---------- Passage given ----------

How New-York could surrender lands and tenements which they never had
any right to or possession of, is only to be explained thus: whereas
the people of New-York did not extend their eastern boundary to
Connecticut river, they therefore _surrendered_ to Connecticut what
they never had; which is like a highwayman’s saying to a Gentleman,
Give me ten guineas, and I will _surrender_ to you your watch in your
pocket.

Thus by degrees has Connecticut lost a tract of land sixty miles in
length and above twenty in breadth, together with the whole of
Long-Island; and this in the first place by a stretch of royal
prerogative, and afterwards by the chicanery of their competitors, who
have broken through all agreements as often as a temporising conduct
seemed to promise them success. Whenever, therefore, a favourable
opportunity presents itself, it is probable, that Messrs. Smith and
Livingston, and other pateroons in New-York, will find the last
determination also to have been “founded in ignorance and fraud,” and
will be pushing their claim to all the lands west of Connecticut
river; but the opportunity must be favourable indeed, that allows them
to encroach one foot farther with impunity.

Another stroke the people of Connecticut received about 1753 has
sorely galled them ever since, and contributed not a little to their
thirst of revenge. The Governor of New-York was then appointed
“Captain-General and Commander in Chief of the militia, and all the
forces by sea and land, within the Colony of Connecticut, and of all
the forts and places of strength within the same.” This violation of
the Charter of Connecticut by George II. was very extraordinary, as
the reins of Government were then in the hands of protestant
dissenters, whose _supposed_ veneration for the House of Hanover
operated so powerfully, that the American protestant dissenting
ministers were allowed to be installed teachers, and to hold synods,
without taking the oath of allegiance to the English King, at the same
time that papists, and even members of the Church of England, were not
excused that obligation. The aggravating appointment above mentioned
added no celebrity to the name of George II. in New-England; nor,
however excusable it may appear in the eyes of those who with me
question the colonial pretensions of the people of Connecticut, was
it, upon the ground they have been allowed to stand by the English
government, justifiable in point of right, nor yet in point of policy,
were the true character of the New-Yorkers fully known. This argument
may be used on more occasions than the present.

----------

Requirements:
1. According to the passage on Connecticut's land disputes with New-York, how large a tract of land did Connecticut lose by degrees?
2. Write the next part of the passage on Connecticut's land disputes with New-York, picking up right after its final sentence.
The rows that come next have no connection to the passage on Connecticut's land disputes with New-York.

---------- Stored data ----------

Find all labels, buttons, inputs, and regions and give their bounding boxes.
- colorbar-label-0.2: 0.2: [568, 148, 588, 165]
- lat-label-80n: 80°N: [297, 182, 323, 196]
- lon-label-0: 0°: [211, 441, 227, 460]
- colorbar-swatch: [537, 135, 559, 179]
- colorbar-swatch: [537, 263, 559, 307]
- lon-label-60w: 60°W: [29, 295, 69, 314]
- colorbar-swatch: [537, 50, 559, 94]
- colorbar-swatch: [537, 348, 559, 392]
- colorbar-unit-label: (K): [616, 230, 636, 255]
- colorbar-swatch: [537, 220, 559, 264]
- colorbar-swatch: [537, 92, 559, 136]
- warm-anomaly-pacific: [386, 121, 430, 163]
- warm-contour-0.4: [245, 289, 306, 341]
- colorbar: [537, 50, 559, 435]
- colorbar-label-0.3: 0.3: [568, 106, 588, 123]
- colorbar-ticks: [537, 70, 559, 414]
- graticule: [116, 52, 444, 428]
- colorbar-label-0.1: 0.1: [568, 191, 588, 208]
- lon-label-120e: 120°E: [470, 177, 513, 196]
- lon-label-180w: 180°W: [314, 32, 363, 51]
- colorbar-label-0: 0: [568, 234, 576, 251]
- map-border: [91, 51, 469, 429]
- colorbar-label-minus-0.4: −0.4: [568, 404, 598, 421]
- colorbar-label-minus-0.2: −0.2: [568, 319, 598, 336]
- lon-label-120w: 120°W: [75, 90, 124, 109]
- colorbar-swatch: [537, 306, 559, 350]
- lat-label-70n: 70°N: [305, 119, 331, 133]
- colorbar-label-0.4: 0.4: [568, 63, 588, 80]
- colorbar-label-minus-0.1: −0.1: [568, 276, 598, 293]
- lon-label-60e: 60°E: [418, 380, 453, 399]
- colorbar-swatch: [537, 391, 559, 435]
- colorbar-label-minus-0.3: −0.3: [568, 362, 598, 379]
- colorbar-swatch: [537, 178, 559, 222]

----------

Outputs:
1. A tract sixty miles in length and above twenty in breadth, together with the whole of Long-Island.

2.
But Connecticut hath not been the only sufferer from the restless
ambition of New-York. Twenty miles depth of land belonging to the
Massachusets and Newhampshire provinces, which formerly claimed to
Hudson’s river, were cut off by the line that deprived Connecticut of
the same proportion of its western territory. With this acquisition,
surely, the New-Yorkers might have been content; but very lately their
_wisdom_, if not their “fraud,” has prevailed over the “ignorance” of
Newhampshire; which has sustained another amputation of its territory,
eighty miles in width and two hundred miles in length; viz. all the
land between the above-mentioned twenty-mile line and Connecticut
river. The particulars of this transaction are interesting. Benning
Wentworth, Esq. Governor of Newhampshire, by order of his present
Majesty, divided, in 1762, the vast tract of land just mentioned into
about 360 townships, six miles square each. These townships he granted
to proprietors belonging to the four provinces of New-England, one
township to sixty proprietors; and took his fees for the same,
according to royal appointment. Every township was, in twelve years
time, to have sixty families residing in it. In 1769 there were
settled on this piece of land 30,000 souls, at a very great expence;
and many townships contained 100 families. The New-Yorkers found means
to deceive the King, and obtained a decree that the East boundary of
New-York, after passing Connecticut and Massachusets-Bay, should be
Connecticut river.[30] This decree annexed to the jurisdiction of
New-York the said 360 townships; but was quietly submitted to by the
proprietors, since it was his Majesty’s will to put them under the
jurisdiction of New-York, tho’ they found themselves 150 miles farther
from their new capital New-York, than they were from Portsmouth, their
old one. Had the New-Yorkers rested satisfied with the jurisdiction,
which alone the King had given them, they might have enjoyed their
acquisition in peace; and New-England would have thought they had
possessed some justice, though destitute of religious zeal. But the
Governor and General Assembly of New-York, finding their interest in
Old-England stronger than the interest of the New-Englanders,
determined at once, that, as the King had given them jurisdiction over
those 360 townships, he had also given them the lands in fee simple.
Sir Henry More, the Governor, therefore, in 1767, began the laudable
work of regranting those townships to such people as lived in
New-York, and were willing to pay him 600_l._ York currency for his
valuable name to each patent. It is remarkable that Sir Harry made
every _lawyer_ in the whole province a patentee; but totally _forgot_
the four public lots, viz. that for the Society for the Propagation of
the Gospel, those for the church, the first clergyman, and school in
each township, which had been reserved in Governor Wentworth’s grants.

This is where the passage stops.